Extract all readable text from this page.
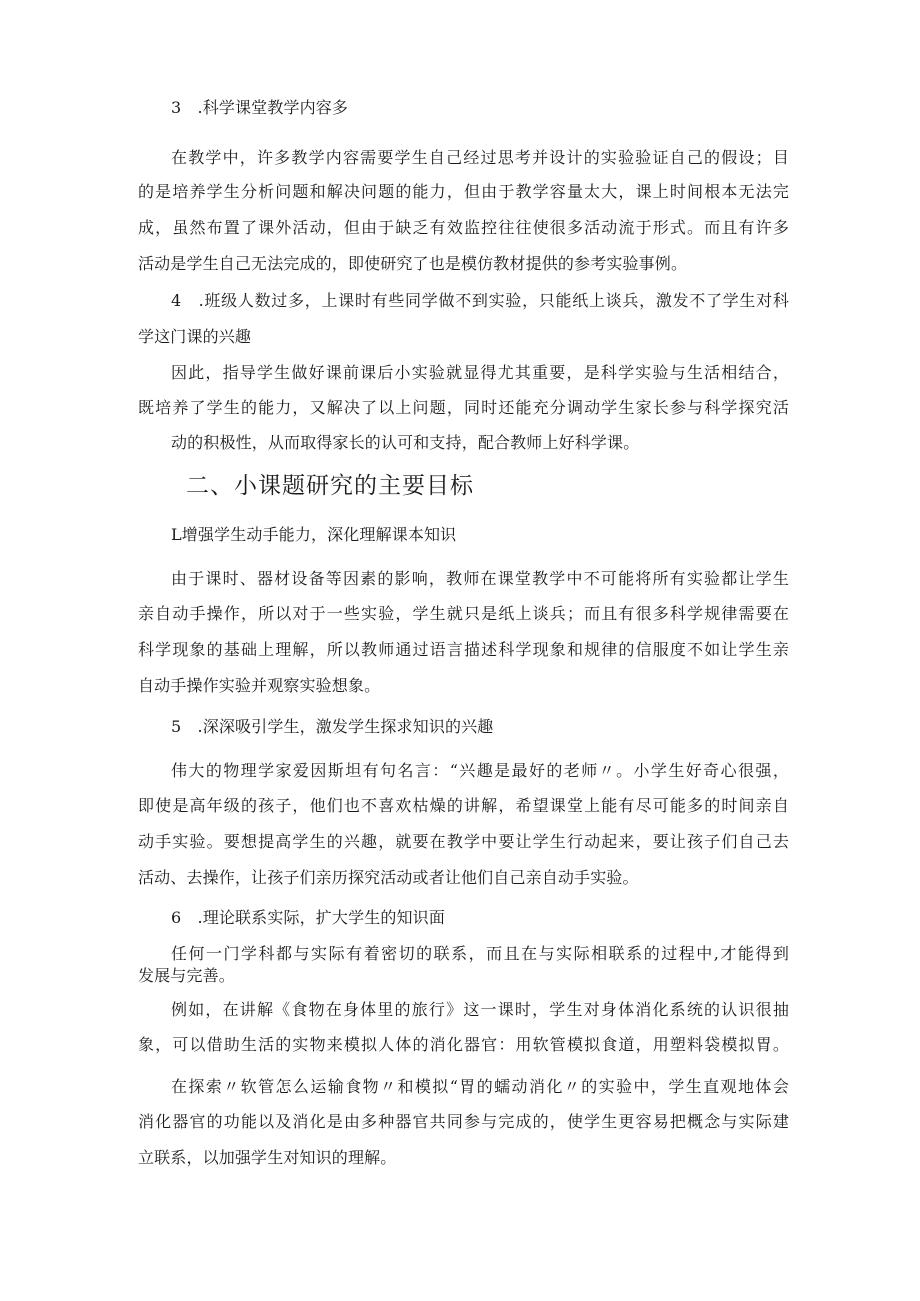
3　.科学课堂教学内容多
在教学中，许多教学内容需要学生自己经过思考并设计的实验验证自己的假设；目
的是培养学生分析问题和解决问题的能力，但由于教学容量太大，课上时间根本无法完
成，虽然布置了课外活动，但由于缺乏有效监控往往使很多活动流于形式。而且有许多
活动是学生自己无法完成的，即使研究了也是模仿教材提供的参考实验事例。
4　.班级人数过多，上课时有些同学做不到实验，只能纸上谈兵，激发不了学生对科
学这门课的兴趣
因此，指导学生做好课前课后小实验就显得尤其重要，是科学实验与生活相结合，
既培养了学生的能力，又解决了以上问题，同时还能充分调动学生家长参与科学探究活
动的积极性，从而取得家长的认可和支持，配合教师上好科学课。
二、小课题研究的主要目标
L增强学生动手能力，深化理解课本知识
由于课时、器材设备等因素的影响，教师在课堂教学中不可能将所有实验都让学生
亲自动手操作，所以对于一些实验，学生就只是纸上谈兵；而且有很多科学规律需要在
科学现象的基础上理解，所以教师通过语言描述科学现象和规律的信服度不如让学生亲
自动手操作实验并观察实验想象。
5　.深深吸引学生，激发学生探求知识的兴趣
伟大的物理学家爱因斯坦有句名言：“兴趣是最好的老师〃。小学生好奇心很强，
即使是高年级的孩子，他们也不喜欢枯燥的讲解，希望课堂上能有尽可能多的时间亲自
动手实验。要想提高学生的兴趣，就要在教学中要让学生行动起来，要让孩子们自己去
活动、去操作，让孩子们亲历探究活动或者让他们自己亲自动手实验。
6　.理论联系实际，扩大学生的知识面
任何一门学科都与实际有着密切的联系，而且在与实际相联系的过程中,才能得到
发展与完善。
例如，在讲解《食物在身体里的旅行》这一课时，学生对身体消化系统的认识很抽
象，可以借助生活的实物来模拟人体的消化器官：用软管模拟食道，用塑料袋模拟胃。
在探索〃软管怎么运输食物〃和模拟“胃的蠕动消化〃的实验中，学生直观地体会
消化器官的功能以及消化是由多种器官共同参与完成的，使学生更容易把概念与实际建
立联系，以加强学生对知识的理解。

======

**PROBLEM TO WORK ON**:
Every line above should be repeated exactly; pictures stay out of the copy.

**EXERCISE OUTPUT**:
Extract all readable text from this page.
3　.科学课堂教学内容多
在教学中，许多教学内容需要学生自己经过思考并设计的实验验证自己的假设；目
的是培养学生分析问题和解决问题的能力，但由于教学容量太大，课上时间根本无法完
成，虽然布置了课外活动，但由于缺乏有效监控往往使很多活动流于形式。而且有许多
活动是学生自己无法完成的，即使研究了也是模仿教材提供的参考实验事例。
4　.班级人数过多，上课时有些同学做不到实验，只能纸上谈兵，激发不了学生对科
学这门课的兴趣
因此，指导学生做好课前课后小实验就显得尤其重要，是科学实验与生活相结合，
既培养了学生的能力，又解决了以上问题，同时还能充分调动学生家长参与科学探究活
动的积极性，从而取得家长的认可和支持，配合教师上好科学课。
二、小课题研究的主要目标
L增强学生动手能力，深化理解课本知识
由于课时、器材设备等因素的影响，教师在课堂教学中不可能将所有实验都让学生
亲自动手操作，所以对于一些实验，学生就只是纸上谈兵；而且有很多科学规律需要在
科学现象的基础上理解，所以教师通过语言描述科学现象和规律的信服度不如让学生亲
自动手操作实验并观察实验想象。
5　.深深吸引学生，激发学生探求知识的兴趣
伟大的物理学家爱因斯坦有句名言：“兴趣是最好的老师〃。小学生好奇心很强，
即使是高年级的孩子，他们也不喜欢枯燥的讲解，希望课堂上能有尽可能多的时间亲自
动手实验。要想提高学生的兴趣，就要在教学中要让学生行动起来，要让孩子们自己去
活动、去操作，让孩子们亲历探究活动或者让他们自己亲自动手实验。
6　.理论联系实际，扩大学生的知识面
任何一门学科都与实际有着密切的联系，而且在与实际相联系的过程中,才能得到
发展与完善。
例如，在讲解《食物在身体里的旅行》这一课时，学生对身体消化系统的认识很抽
象，可以借助生活的实物来模拟人体的消化器官：用软管模拟食道，用塑料袋模拟胃。
在探索〃软管怎么运输食物〃和模拟“胃的蠕动消化〃的实验中，学生直观地体会
消化器官的功能以及消化是由多种器官共同参与完成的，使学生更容易把概念与实际建
立联系，以加强学生对知识的理解。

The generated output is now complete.